Directive:
Below are some records. Copy every line in them that holds "this".
----
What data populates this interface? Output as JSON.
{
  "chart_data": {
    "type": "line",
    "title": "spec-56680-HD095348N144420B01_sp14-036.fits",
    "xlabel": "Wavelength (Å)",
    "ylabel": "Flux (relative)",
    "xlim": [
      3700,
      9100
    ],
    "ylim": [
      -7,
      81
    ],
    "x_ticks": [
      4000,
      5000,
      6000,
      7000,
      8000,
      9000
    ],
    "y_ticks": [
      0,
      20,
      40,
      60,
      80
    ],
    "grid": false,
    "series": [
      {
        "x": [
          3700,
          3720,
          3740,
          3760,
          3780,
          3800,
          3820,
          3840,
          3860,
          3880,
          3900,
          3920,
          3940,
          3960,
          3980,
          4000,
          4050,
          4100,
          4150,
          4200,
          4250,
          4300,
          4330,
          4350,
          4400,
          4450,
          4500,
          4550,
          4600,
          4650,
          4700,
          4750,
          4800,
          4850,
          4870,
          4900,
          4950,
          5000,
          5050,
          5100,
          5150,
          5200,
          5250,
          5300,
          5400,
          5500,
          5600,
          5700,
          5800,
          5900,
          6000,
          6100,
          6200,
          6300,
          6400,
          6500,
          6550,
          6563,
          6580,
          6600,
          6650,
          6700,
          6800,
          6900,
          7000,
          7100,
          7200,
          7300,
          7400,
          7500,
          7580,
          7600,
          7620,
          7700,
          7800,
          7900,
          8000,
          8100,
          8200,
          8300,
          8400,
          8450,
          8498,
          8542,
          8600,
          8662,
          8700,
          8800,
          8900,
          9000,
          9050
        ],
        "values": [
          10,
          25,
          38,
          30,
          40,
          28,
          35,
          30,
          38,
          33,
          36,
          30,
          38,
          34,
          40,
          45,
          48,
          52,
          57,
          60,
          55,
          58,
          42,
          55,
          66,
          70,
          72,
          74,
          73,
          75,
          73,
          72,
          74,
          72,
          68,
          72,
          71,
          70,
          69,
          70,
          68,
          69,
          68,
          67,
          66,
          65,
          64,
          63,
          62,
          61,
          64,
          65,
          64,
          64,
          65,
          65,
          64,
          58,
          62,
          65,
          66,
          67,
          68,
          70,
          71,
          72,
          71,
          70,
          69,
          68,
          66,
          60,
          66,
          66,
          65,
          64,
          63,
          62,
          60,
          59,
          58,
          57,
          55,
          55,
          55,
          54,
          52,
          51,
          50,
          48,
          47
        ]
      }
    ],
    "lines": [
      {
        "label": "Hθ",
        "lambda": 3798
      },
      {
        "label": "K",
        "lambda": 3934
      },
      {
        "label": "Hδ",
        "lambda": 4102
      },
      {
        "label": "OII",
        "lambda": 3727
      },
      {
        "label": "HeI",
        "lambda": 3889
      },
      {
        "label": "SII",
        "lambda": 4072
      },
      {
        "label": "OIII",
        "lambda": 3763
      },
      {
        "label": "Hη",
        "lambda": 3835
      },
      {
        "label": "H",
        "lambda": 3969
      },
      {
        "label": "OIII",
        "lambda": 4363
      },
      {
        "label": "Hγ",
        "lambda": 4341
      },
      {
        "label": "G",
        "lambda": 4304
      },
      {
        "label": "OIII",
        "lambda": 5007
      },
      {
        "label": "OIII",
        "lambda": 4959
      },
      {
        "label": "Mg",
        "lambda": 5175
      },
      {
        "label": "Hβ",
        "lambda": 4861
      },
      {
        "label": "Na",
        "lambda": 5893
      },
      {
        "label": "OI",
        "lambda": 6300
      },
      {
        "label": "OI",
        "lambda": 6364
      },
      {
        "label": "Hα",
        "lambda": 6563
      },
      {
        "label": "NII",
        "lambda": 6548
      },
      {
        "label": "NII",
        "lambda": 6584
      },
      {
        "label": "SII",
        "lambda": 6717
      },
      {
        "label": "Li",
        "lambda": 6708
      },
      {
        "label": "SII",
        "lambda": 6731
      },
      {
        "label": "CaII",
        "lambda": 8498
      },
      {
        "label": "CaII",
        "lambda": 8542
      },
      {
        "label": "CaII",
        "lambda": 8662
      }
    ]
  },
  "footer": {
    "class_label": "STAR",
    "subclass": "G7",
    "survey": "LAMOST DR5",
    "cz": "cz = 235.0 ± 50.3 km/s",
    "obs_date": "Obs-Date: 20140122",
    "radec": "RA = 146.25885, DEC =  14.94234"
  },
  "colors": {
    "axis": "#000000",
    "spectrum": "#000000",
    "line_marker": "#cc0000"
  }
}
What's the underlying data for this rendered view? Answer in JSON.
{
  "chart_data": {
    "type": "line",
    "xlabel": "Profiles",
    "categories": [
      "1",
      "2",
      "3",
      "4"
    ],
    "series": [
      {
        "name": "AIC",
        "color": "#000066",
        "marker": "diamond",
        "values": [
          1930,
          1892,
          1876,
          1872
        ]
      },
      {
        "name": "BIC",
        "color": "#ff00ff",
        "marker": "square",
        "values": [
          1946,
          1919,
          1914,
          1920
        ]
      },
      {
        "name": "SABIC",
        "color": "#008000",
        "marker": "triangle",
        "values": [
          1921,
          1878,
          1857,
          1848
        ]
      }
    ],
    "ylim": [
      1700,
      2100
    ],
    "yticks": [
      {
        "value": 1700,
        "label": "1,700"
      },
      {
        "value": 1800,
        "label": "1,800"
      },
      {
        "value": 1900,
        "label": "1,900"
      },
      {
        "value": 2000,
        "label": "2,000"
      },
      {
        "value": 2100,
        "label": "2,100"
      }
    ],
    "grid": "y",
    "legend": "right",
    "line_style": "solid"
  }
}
----
Task solution:
What data populates this interface? Output as JSON.
What's the underlying data for this rendered view? Answer in JSON.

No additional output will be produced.